** Start of The data **

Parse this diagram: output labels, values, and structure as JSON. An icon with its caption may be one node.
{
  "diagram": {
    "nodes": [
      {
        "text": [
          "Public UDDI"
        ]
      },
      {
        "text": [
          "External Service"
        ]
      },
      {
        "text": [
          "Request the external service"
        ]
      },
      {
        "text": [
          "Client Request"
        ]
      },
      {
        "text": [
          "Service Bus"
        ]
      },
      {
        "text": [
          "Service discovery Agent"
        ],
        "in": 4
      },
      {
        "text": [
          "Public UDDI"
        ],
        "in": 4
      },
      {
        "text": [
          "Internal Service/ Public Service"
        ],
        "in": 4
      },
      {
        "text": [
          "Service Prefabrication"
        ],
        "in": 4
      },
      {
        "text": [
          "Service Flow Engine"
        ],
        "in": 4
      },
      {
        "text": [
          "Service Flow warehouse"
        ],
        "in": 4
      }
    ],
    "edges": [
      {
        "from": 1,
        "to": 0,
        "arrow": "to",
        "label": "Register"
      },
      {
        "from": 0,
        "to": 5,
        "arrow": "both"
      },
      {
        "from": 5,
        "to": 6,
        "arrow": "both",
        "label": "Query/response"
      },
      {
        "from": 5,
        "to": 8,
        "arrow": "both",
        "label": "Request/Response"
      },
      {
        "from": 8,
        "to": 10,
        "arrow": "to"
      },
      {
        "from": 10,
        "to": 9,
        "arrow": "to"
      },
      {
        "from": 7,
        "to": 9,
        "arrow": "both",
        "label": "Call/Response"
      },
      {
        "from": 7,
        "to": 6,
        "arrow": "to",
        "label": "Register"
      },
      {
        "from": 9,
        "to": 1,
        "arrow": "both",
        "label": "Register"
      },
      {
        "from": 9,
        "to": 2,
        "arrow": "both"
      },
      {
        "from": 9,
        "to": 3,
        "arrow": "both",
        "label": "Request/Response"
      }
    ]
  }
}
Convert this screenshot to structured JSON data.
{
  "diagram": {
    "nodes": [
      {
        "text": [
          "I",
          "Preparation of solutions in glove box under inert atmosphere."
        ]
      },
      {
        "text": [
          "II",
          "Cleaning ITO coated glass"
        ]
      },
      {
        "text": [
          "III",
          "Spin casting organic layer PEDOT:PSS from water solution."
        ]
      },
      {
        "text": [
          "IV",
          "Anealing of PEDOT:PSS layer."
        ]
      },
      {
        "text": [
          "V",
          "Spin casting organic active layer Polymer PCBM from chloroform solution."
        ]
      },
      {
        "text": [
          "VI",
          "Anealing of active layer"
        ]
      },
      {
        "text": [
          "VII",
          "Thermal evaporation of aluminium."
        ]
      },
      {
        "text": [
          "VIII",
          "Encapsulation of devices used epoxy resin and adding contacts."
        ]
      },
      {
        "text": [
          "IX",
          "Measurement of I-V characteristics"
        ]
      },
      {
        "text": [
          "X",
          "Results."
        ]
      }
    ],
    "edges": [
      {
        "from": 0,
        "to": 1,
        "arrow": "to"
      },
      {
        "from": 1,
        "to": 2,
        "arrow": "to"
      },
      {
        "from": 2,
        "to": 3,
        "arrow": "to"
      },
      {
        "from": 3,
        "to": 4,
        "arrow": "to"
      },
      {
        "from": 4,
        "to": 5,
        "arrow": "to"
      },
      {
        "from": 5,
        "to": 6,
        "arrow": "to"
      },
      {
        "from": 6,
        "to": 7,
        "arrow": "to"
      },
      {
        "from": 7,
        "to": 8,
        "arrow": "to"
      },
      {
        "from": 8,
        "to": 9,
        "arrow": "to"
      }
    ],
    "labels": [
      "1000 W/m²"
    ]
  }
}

** End of The data **

Task instructions -
Within the listing above, copy each line that has the string "Anealing".

Full output -
          "Anealing of PEDOT:PSS layer."
          "Anealing of active layer"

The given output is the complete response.